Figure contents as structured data
=====
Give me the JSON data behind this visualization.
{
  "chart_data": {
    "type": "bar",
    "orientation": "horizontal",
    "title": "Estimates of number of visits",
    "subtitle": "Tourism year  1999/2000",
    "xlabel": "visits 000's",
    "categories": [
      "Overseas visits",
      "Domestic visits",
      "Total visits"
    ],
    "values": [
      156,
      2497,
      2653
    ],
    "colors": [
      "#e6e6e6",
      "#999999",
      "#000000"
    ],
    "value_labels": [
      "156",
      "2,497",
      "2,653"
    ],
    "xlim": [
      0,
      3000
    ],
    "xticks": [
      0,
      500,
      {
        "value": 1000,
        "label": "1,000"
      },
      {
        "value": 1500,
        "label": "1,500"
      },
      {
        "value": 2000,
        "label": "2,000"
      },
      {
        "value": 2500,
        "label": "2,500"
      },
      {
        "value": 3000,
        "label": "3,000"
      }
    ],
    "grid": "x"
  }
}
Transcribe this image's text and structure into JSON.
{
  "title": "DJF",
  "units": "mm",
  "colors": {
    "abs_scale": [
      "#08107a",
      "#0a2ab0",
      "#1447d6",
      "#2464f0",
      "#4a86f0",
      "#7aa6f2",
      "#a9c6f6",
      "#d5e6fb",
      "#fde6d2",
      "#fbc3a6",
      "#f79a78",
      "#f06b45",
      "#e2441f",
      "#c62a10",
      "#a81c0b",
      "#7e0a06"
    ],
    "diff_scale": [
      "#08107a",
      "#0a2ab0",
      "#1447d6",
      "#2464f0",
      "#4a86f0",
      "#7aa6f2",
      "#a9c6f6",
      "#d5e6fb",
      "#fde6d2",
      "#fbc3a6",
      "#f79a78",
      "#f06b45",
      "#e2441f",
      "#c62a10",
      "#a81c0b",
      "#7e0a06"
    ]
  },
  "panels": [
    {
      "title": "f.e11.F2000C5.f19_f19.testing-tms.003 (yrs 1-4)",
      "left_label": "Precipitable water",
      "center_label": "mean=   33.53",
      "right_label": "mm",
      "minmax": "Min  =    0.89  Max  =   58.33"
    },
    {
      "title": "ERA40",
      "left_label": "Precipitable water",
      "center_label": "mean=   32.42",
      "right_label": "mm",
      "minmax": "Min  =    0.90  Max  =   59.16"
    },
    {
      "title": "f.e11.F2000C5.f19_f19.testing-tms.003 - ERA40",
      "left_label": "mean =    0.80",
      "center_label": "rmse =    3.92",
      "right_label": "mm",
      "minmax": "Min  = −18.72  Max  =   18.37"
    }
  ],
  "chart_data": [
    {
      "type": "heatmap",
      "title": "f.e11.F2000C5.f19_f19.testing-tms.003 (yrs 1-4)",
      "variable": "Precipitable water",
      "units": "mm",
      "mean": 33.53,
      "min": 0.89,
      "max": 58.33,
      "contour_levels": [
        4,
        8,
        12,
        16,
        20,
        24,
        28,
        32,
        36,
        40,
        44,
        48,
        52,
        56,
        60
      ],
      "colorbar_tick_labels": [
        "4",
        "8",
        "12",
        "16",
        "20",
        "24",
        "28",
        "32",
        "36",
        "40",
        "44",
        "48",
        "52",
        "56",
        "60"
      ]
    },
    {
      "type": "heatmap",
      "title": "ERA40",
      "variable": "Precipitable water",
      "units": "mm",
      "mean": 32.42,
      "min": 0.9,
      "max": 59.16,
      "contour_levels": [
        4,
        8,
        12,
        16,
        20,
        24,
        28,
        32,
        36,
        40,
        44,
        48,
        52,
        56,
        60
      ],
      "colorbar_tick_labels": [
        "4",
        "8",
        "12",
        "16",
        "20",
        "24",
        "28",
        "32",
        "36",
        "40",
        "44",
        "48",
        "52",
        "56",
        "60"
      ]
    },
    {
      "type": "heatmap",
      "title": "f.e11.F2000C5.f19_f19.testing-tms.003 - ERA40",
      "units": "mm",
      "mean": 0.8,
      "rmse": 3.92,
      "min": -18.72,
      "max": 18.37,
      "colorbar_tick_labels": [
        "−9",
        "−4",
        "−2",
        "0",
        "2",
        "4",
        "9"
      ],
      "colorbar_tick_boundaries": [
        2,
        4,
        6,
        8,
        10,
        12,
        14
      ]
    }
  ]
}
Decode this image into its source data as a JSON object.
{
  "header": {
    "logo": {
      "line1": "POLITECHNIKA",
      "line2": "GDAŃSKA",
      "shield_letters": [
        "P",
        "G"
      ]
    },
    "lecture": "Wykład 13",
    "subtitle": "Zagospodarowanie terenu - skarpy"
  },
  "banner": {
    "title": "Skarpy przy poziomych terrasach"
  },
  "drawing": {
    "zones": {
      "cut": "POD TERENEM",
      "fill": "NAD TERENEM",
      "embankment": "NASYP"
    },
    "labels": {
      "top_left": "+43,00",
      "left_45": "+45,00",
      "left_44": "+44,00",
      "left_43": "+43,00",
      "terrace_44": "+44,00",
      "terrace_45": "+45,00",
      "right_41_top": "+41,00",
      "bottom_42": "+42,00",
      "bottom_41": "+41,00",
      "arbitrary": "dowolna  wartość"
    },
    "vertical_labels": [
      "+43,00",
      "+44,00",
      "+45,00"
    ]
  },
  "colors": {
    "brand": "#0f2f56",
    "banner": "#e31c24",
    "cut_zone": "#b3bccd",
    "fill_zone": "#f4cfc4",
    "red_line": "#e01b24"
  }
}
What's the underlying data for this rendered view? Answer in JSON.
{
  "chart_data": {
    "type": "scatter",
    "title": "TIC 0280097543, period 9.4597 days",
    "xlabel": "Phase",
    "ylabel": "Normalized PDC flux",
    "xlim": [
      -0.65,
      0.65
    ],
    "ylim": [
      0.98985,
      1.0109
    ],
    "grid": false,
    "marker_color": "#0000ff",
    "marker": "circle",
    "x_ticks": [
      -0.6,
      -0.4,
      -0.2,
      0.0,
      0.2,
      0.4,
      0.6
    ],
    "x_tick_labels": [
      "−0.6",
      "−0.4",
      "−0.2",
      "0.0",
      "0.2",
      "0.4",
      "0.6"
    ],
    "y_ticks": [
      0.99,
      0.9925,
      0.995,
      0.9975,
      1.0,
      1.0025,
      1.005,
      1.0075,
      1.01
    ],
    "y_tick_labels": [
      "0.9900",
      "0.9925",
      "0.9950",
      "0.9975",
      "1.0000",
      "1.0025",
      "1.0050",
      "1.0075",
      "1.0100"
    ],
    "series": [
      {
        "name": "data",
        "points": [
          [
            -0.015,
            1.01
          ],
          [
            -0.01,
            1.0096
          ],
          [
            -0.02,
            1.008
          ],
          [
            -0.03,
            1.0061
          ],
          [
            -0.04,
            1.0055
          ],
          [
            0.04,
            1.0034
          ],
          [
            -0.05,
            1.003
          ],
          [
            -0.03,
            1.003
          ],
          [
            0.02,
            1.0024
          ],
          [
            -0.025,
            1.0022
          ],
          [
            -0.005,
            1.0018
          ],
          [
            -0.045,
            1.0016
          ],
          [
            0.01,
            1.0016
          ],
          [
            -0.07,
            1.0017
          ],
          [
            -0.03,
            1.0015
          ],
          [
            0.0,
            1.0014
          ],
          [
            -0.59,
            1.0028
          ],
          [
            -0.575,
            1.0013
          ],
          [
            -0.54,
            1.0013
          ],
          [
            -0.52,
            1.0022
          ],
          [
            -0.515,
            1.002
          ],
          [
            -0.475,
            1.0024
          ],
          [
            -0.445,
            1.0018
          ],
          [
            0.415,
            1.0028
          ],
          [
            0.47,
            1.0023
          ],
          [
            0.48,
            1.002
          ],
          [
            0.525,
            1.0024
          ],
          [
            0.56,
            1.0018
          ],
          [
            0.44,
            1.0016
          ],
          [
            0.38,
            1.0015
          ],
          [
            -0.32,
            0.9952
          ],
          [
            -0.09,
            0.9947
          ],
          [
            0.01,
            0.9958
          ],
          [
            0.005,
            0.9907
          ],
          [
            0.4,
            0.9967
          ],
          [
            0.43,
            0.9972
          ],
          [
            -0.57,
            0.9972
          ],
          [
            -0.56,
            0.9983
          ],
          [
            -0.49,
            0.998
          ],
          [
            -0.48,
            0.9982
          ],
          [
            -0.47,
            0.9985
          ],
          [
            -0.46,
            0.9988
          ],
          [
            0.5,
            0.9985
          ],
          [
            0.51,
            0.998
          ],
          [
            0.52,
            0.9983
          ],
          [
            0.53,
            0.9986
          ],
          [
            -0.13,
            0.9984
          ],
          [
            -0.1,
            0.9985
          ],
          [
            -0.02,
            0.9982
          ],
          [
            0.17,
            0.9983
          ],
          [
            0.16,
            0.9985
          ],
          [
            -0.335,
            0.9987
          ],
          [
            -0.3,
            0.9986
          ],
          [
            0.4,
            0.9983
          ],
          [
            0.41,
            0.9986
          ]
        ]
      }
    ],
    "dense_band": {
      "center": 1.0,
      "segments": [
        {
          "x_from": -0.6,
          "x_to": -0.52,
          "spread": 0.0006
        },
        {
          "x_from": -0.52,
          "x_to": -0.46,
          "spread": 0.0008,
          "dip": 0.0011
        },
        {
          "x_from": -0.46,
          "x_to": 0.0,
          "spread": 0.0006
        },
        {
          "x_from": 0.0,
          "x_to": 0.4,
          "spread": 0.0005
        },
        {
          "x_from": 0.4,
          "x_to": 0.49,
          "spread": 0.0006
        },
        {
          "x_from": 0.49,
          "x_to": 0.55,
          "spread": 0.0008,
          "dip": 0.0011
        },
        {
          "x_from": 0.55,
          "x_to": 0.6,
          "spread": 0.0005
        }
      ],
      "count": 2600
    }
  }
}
=====
Provide only the number of lines in the records containing the string "this".

4